## RAW DATA
Start

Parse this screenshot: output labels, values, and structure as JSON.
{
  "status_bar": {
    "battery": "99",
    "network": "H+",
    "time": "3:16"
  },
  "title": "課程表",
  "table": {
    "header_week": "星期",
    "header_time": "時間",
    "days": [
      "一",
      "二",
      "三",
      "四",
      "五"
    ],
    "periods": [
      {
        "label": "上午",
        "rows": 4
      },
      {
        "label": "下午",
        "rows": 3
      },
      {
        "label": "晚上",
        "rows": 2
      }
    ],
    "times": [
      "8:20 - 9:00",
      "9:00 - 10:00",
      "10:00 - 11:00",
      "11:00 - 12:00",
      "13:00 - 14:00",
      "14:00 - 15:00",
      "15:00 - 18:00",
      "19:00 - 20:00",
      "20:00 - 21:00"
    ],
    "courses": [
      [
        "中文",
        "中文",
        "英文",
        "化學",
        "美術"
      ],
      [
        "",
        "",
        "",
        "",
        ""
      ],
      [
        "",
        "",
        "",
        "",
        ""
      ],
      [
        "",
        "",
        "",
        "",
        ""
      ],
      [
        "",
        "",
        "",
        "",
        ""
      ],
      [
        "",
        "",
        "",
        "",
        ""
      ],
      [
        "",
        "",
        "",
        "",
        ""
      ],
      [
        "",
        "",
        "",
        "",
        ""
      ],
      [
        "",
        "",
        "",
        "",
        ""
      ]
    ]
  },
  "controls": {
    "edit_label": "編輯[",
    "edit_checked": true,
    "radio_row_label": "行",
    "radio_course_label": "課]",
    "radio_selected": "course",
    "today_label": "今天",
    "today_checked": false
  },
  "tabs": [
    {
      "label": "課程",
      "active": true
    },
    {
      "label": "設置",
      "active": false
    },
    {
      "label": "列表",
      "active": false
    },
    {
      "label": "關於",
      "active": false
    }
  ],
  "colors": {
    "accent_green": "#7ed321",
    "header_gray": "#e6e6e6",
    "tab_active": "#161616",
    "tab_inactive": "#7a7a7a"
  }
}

End
Start

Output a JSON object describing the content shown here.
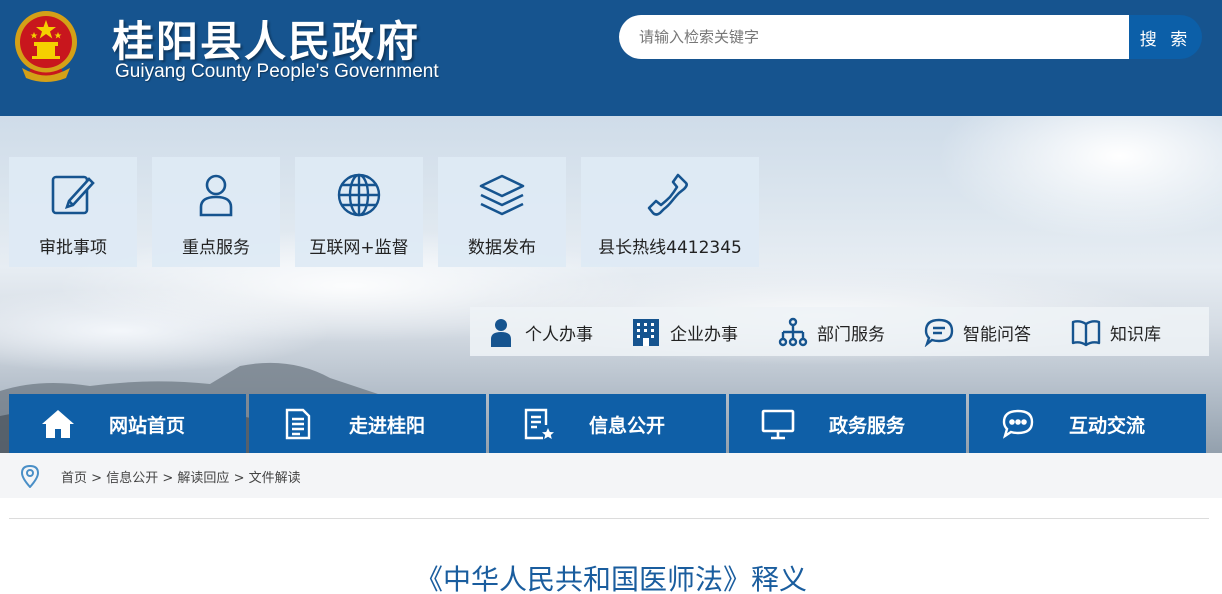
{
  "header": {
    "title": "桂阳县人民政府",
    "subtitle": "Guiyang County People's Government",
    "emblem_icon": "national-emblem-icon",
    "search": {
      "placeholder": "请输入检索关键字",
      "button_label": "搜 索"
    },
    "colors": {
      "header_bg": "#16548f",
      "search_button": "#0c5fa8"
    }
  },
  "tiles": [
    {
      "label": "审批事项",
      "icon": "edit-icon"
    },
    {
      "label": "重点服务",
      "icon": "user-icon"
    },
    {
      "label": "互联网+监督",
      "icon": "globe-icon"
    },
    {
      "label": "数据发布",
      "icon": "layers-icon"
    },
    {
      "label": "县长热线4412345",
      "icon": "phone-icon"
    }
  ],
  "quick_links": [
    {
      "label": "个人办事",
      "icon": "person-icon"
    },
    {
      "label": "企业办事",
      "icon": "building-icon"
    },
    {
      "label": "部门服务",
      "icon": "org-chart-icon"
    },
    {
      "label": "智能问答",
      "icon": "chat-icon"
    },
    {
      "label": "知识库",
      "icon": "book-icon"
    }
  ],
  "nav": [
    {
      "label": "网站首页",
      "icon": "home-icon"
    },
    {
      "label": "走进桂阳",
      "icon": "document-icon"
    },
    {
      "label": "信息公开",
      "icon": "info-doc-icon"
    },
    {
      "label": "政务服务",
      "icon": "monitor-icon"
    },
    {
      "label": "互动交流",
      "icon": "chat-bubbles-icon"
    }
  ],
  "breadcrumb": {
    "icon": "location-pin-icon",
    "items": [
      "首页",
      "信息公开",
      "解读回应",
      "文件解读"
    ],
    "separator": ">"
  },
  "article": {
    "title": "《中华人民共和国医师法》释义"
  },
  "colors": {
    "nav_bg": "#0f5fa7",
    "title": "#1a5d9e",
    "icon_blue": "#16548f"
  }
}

End

Only a number is wanted: how many lines of the material include the word "JSON".

2